● **Do this**: The entries below should be given again exactly, minus their pictures.

Figure record listings
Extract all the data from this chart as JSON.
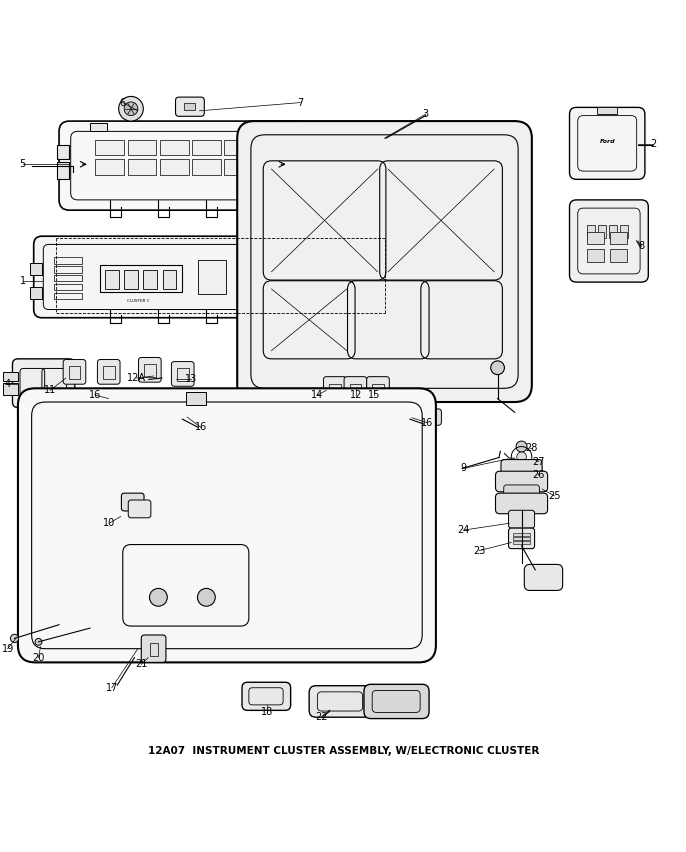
{
  "title": "12A07  INSTRUMENT CLUSTER ASSEMBLY, W/ELECTRONIC CLUSTER",
  "bg_color": "#ffffff",
  "line_color": "#000000"
}
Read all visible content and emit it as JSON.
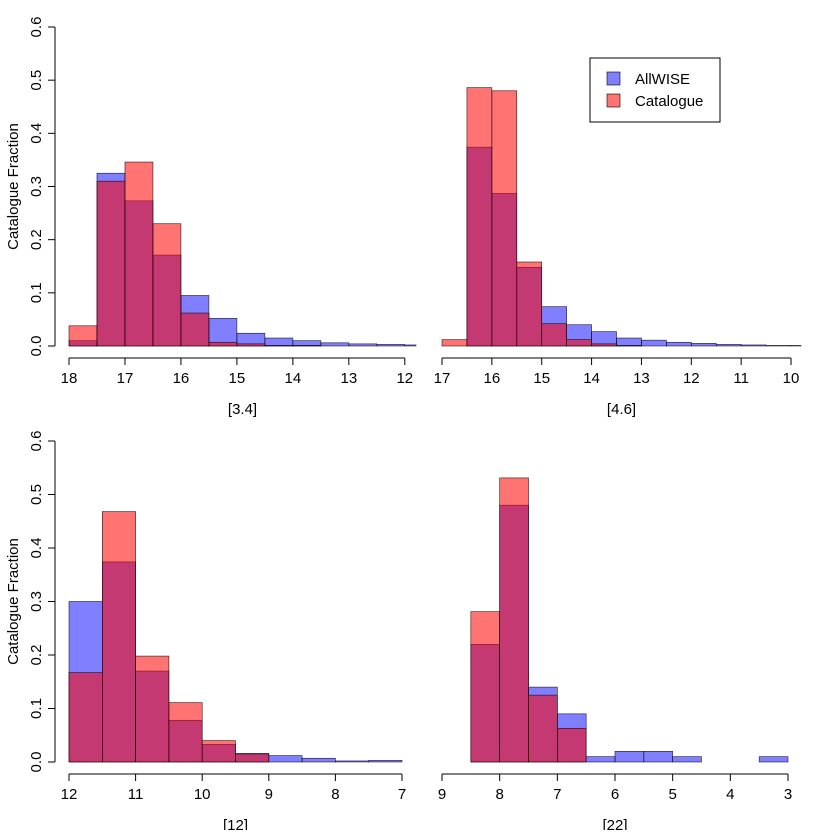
{
  "colors": {
    "allwise": "#0000FF",
    "catalogue": "#FF0000",
    "allwise_alpha": 0.5,
    "catalogue_alpha": 0.55
  },
  "legend": {
    "placement": "top-right",
    "entries": [
      {
        "label": "AllWISE",
        "color_key": "allwise"
      },
      {
        "label": "Catalogue",
        "color_key": "catalogue"
      }
    ]
  },
  "chart_data": [
    {
      "type": "bar",
      "panel": "top-left",
      "xlabel": "[3.4]",
      "ylabel": "Catalogue Fraction",
      "xlim": [
        18,
        11.8
      ],
      "ylim": [
        0,
        0.6
      ],
      "xticks": [
        18,
        17,
        16,
        15,
        14,
        13,
        12
      ],
      "xtick_labels": [
        "18",
        "17",
        "16",
        "15",
        "14",
        "13",
        "12"
      ],
      "yticks": [
        0.0,
        0.1,
        0.2,
        0.3,
        0.4,
        0.5,
        0.6
      ],
      "ytick_labels": [
        "0.0",
        "0.1",
        "0.2",
        "0.3",
        "0.4",
        "0.5",
        "0.6"
      ],
      "bin_edges": [
        18.0,
        17.5,
        17.0,
        16.5,
        16.0,
        15.5,
        15.0,
        14.5,
        14.0,
        13.5,
        13.0,
        12.5,
        12.0,
        11.8
      ],
      "series": [
        {
          "name": "AllWISE",
          "values": [
            0.01,
            0.325,
            0.273,
            0.171,
            0.095,
            0.052,
            0.024,
            0.015,
            0.01,
            0.006,
            0.004,
            0.003,
            0.002
          ]
        },
        {
          "name": "Catalogue",
          "values": [
            0.038,
            0.31,
            0.346,
            0.23,
            0.062,
            0.007,
            0.004,
            0.001,
            0.001,
            0.0,
            0.0,
            0.0,
            0.0
          ]
        }
      ]
    },
    {
      "type": "bar",
      "panel": "top-right",
      "xlabel": "[4.6]",
      "ylabel": "",
      "xlim": [
        17,
        9.8
      ],
      "ylim": [
        0,
        0.6
      ],
      "xticks": [
        17,
        16,
        15,
        14,
        13,
        12,
        11,
        10
      ],
      "xtick_labels": [
        "17",
        "16",
        "15",
        "14",
        "13",
        "12",
        "11",
        "10"
      ],
      "yticks": [],
      "ytick_labels": [],
      "bin_edges": [
        17.0,
        16.5,
        16.0,
        15.5,
        15.0,
        14.5,
        14.0,
        13.5,
        13.0,
        12.5,
        12.0,
        11.5,
        11.0,
        10.5,
        10.0,
        9.8
      ],
      "series": [
        {
          "name": "AllWISE",
          "values": [
            0.0,
            0.374,
            0.287,
            0.148,
            0.074,
            0.04,
            0.027,
            0.015,
            0.011,
            0.007,
            0.005,
            0.003,
            0.002,
            0.001,
            0.001
          ]
        },
        {
          "name": "Catalogue",
          "values": [
            0.012,
            0.486,
            0.48,
            0.158,
            0.042,
            0.012,
            0.004,
            0.001,
            0.0,
            0.0,
            0.0,
            0.0,
            0.0,
            0.0,
            0.0
          ]
        }
      ]
    },
    {
      "type": "bar",
      "panel": "bottom-left",
      "xlabel": "[12]",
      "ylabel": "Catalogue Fraction",
      "xlim": [
        12,
        7
      ],
      "ylim": [
        0,
        0.6
      ],
      "xticks": [
        12,
        11,
        10,
        9,
        8,
        7
      ],
      "xtick_labels": [
        "12",
        "11",
        "10",
        "9",
        "8",
        "7"
      ],
      "yticks": [
        0.0,
        0.1,
        0.2,
        0.3,
        0.4,
        0.5,
        0.6
      ],
      "ytick_labels": [
        "0.0",
        "0.1",
        "0.2",
        "0.3",
        "0.4",
        "0.5",
        "0.6"
      ],
      "bin_edges": [
        12.0,
        11.5,
        11.0,
        10.5,
        10.0,
        9.5,
        9.0,
        8.5,
        8.0,
        7.5,
        7.0
      ],
      "series": [
        {
          "name": "AllWISE",
          "values": [
            0.3,
            0.374,
            0.17,
            0.078,
            0.033,
            0.016,
            0.012,
            0.007,
            0.002,
            0.003
          ]
        },
        {
          "name": "Catalogue",
          "values": [
            0.167,
            0.468,
            0.198,
            0.111,
            0.04,
            0.015,
            0.0,
            0.0,
            0.0,
            0.0
          ]
        }
      ]
    },
    {
      "type": "bar",
      "panel": "bottom-right",
      "xlabel": "[22]",
      "ylabel": "",
      "xlim": [
        9,
        3
      ],
      "ylim": [
        0,
        0.6
      ],
      "xticks": [
        9,
        8,
        7,
        6,
        5,
        4,
        3
      ],
      "xtick_labels": [
        "9",
        "8",
        "7",
        "6",
        "5",
        "4",
        "3"
      ],
      "yticks": [],
      "ytick_labels": [],
      "bin_edges": [
        8.5,
        8.0,
        7.5,
        7.0,
        6.5,
        6.0,
        5.5,
        5.0,
        4.5,
        4.0,
        3.5,
        3.0
      ],
      "series": [
        {
          "name": "AllWISE",
          "values": [
            0.22,
            0.48,
            0.14,
            0.09,
            0.01,
            0.02,
            0.02,
            0.01,
            0.0,
            0.0,
            0.01
          ]
        },
        {
          "name": "Catalogue",
          "values": [
            0.281,
            0.531,
            0.125,
            0.063,
            0.0,
            0.0,
            0.0,
            0.0,
            0.0,
            0.0,
            0.0
          ]
        }
      ]
    }
  ]
}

● **The completed task**:
Extract all the data from this chart as JSON.
{
  "title": "12A07  INSTRUMENT CLUSTER ASSEMBLY, W/ELECTRONIC CLUSTER",
  "bg_color": "#ffffff",
  "line_color": "#000000"
}
Read all visible content and emit it as JSON.
{
  "colors": {
    "allwise": "#0000FF",
    "catalogue": "#FF0000",
    "allwise_alpha": 0.5,
    "catalogue_alpha": 0.55
  },
  "legend": {
    "placement": "top-right",
    "entries": [
      {
        "label": "AllWISE",
        "color_key": "allwise"
      },
      {
        "label": "Catalogue",
        "color_key": "catalogue"
      }
    ]
  },
  "chart_data": [
    {
      "type": "bar",
      "panel": "top-left",
      "xlabel": "[3.4]",
      "ylabel": "Catalogue Fraction",
      "xlim": [
        18,
        11.8
      ],
      "ylim": [
        0,
        0.6
      ],
      "xticks": [
        18,
        17,
        16,
        15,
        14,
        13,
        12
      ],
      "xtick_labels": [
        "18",
        "17",
        "16",
        "15",
        "14",
        "13",
        "12"
      ],
      "yticks": [
        0.0,
        0.1,
        0.2,
        0.3,
        0.4,
        0.5,
        0.6
      ],
      "ytick_labels": [
        "0.0",
        "0.1",
        "0.2",
        "0.3",
        "0.4",
        "0.5",
        "0.6"
      ],
      "bin_edges": [
        18.0,
        17.5,
        17.0,
        16.5,
        16.0,
        15.5,
        15.0,
        14.5,
        14.0,
        13.5,
        13.0,
        12.5,
        12.0,
        11.8
      ],
      "series": [
        {
          "name": "AllWISE",
          "values": [
            0.01,
            0.325,
            0.273,
            0.171,
            0.095,
            0.052,
            0.024,
            0.015,
            0.01,
            0.006,
            0.004,
            0.003,
            0.002
          ]
        },
        {
          "name": "Catalogue",
          "values": [
            0.038,
            0.31,
            0.346,
            0.23,
            0.062,
            0.007,
            0.004,
            0.001,
            0.001,
            0.0,
            0.0,
            0.0,
            0.0
          ]
        }
      ]
    },
    {
      "type": "bar",
      "panel": "top-right",
      "xlabel": "[4.6]",
      "ylabel": "",
      "xlim": [
        17,
        9.8
      ],
      "ylim": [
        0,
        0.6
      ],
      "xticks": [
        17,
        16,
        15,
        14,
        13,
        12,
        11,
        10
      ],
      "xtick_labels": [
        "17",
        "16",
        "15",
        "14",
        "13",
        "12",
        "11",
        "10"
      ],
      "yticks": [],
      "ytick_labels": [],
      "bin_edges": [
        17.0,
        16.5,
        16.0,
        15.5,
        15.0,
        14.5,
        14.0,
        13.5,
        13.0,
        12.5,
        12.0,
        11.5,
        11.0,
        10.5,
        10.0,
        9.8
      ],
      "series": [
        {
          "name": "AllWISE",
          "values": [
            0.0,
            0.374,
            0.287,
            0.148,
            0.074,
            0.04,
            0.027,
            0.015,
            0.011,
            0.007,
            0.005,
            0.003,
            0.002,
            0.001,
            0.001
          ]
        },
        {
          "name": "Catalogue",
          "values": [
            0.012,
            0.486,
            0.48,
            0.158,
            0.042,
            0.012,
            0.004,
            0.001,
            0.0,
            0.0,
            0.0,
            0.0,
            0.0,
            0.0,
            0.0
          ]
        }
      ]
    },
    {
      "type": "bar",
      "panel": "bottom-left",
      "xlabel": "[12]",
      "ylabel": "Catalogue Fraction",
      "xlim": [
        12,
        7
      ],
      "ylim": [
        0,
        0.6
      ],
      "xticks": [
        12,
        11,
        10,
        9,
        8,
        7
      ],
      "xtick_labels": [
        "12",
        "11",
        "10",
        "9",
        "8",
        "7"
      ],
      "yticks": [
        0.0,
        0.1,
        0.2,
        0.3,
        0.4,
        0.5,
        0.6
      ],
      "ytick_labels": [
        "0.0",
        "0.1",
        "0.2",
        "0.3",
        "0.4",
        "0.5",
        "0.6"
      ],
      "bin_edges": [
        12.0,
        11.5,
        11.0,
        10.5,
        10.0,
        9.5,
        9.0,
        8.5,
        8.0,
        7.5,
        7.0
      ],
      "series": [
        {
          "name": "AllWISE",
          "values": [
            0.3,
            0.374,
            0.17,
            0.078,
            0.033,
            0.016,
            0.012,
            0.007,
            0.002,
            0.003
          ]
        },
        {
          "name": "Catalogue",
          "values": [
            0.167,
            0.468,
            0.198,
            0.111,
            0.04,
            0.015,
            0.0,
            0.0,
            0.0,
            0.0
          ]
        }
      ]
    },
    {
      "type": "bar",
      "panel": "bottom-right",
      "xlabel": "[22]",
      "ylabel": "",
      "xlim": [
        9,
        3
      ],
      "ylim": [
        0,
        0.6
      ],
      "xticks": [
        9,
        8,
        7,
        6,
        5,
        4,
        3
      ],
      "xtick_labels": [
        "9",
        "8",
        "7",
        "6",
        "5",
        "4",
        "3"
      ],
      "yticks": [],
      "ytick_labels": [],
      "bin_edges": [
        8.5,
        8.0,
        7.5,
        7.0,
        6.5,
        6.0,
        5.5,
        5.0,
        4.5,
        4.0,
        3.5,
        3.0
      ],
      "series": [
        {
          "name": "AllWISE",
          "values": [
            0.22,
            0.48,
            0.14,
            0.09,
            0.01,
            0.02,
            0.02,
            0.01,
            0.0,
            0.0,
            0.01
          ]
        },
        {
          "name": "Catalogue",
          "values": [
            0.281,
            0.531,
            0.125,
            0.063,
            0.0,
            0.0,
            0.0,
            0.0,
            0.0,
            0.0,
            0.0
          ]
        }
      ]
    }
  ]
}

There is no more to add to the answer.